■ **DATA SUPPLIED**:
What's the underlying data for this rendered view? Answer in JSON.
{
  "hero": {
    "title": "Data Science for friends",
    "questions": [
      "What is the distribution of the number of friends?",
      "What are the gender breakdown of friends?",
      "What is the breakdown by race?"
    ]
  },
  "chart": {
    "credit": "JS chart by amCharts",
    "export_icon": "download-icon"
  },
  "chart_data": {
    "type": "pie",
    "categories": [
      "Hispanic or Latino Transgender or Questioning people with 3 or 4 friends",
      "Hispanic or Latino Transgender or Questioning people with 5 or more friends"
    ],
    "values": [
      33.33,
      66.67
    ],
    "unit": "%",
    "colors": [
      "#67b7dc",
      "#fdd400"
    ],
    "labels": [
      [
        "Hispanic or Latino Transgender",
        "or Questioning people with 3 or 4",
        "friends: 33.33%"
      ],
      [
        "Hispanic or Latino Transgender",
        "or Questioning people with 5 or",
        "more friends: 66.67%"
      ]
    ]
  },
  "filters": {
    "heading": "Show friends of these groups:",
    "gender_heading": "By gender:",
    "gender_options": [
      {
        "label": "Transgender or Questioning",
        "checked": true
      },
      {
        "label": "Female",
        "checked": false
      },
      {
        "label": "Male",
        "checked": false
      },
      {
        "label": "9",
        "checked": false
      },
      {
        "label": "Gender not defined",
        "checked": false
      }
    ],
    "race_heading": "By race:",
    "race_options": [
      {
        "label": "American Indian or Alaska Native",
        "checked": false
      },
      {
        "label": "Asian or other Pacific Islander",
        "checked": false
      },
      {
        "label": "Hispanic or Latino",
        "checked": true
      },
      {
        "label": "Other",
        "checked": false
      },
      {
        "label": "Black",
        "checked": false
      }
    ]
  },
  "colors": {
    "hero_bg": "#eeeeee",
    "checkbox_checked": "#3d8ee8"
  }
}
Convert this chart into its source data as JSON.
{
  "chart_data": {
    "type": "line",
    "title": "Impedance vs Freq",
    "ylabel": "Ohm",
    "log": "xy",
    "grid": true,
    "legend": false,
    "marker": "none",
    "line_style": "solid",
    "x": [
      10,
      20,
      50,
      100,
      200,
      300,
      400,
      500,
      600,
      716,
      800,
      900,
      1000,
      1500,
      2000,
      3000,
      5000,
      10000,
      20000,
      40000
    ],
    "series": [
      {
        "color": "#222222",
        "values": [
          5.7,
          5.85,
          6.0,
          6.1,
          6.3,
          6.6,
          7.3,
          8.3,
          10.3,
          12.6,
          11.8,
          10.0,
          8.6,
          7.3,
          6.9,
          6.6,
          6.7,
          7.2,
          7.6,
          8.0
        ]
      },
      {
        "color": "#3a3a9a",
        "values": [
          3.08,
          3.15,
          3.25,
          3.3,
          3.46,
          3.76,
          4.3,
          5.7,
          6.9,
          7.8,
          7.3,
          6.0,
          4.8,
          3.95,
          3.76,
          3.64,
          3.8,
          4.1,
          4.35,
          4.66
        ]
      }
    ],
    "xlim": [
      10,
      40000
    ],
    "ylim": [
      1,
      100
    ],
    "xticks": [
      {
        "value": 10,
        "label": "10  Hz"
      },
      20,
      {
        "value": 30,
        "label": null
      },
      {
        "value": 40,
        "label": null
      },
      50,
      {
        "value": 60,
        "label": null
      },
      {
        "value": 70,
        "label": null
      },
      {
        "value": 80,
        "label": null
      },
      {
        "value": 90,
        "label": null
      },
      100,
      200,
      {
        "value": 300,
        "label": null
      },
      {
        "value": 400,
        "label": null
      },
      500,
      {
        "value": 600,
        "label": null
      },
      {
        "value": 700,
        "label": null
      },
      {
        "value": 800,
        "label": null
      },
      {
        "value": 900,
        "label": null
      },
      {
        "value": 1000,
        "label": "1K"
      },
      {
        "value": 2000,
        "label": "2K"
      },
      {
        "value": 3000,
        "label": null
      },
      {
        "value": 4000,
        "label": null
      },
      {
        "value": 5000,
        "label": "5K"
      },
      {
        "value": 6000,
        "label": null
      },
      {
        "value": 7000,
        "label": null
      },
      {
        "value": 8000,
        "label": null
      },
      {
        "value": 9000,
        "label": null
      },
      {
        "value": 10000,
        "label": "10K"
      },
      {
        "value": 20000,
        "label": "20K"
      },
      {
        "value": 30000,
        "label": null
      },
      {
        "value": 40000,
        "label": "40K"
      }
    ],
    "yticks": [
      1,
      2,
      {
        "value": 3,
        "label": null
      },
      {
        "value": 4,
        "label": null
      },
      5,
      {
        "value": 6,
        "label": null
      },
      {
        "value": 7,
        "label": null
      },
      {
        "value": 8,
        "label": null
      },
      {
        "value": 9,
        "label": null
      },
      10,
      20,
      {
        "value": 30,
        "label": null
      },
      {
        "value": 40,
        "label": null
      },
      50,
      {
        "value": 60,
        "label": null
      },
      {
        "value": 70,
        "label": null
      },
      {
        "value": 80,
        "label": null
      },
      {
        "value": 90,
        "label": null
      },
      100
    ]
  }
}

■ **DIRECTION**: Extract each line from the entries above that contains the string "this".

■ **SOLUTION**:
What's the underlying data for this rendered view? Answer in JSON.
Convert this chart into its source data as JSON.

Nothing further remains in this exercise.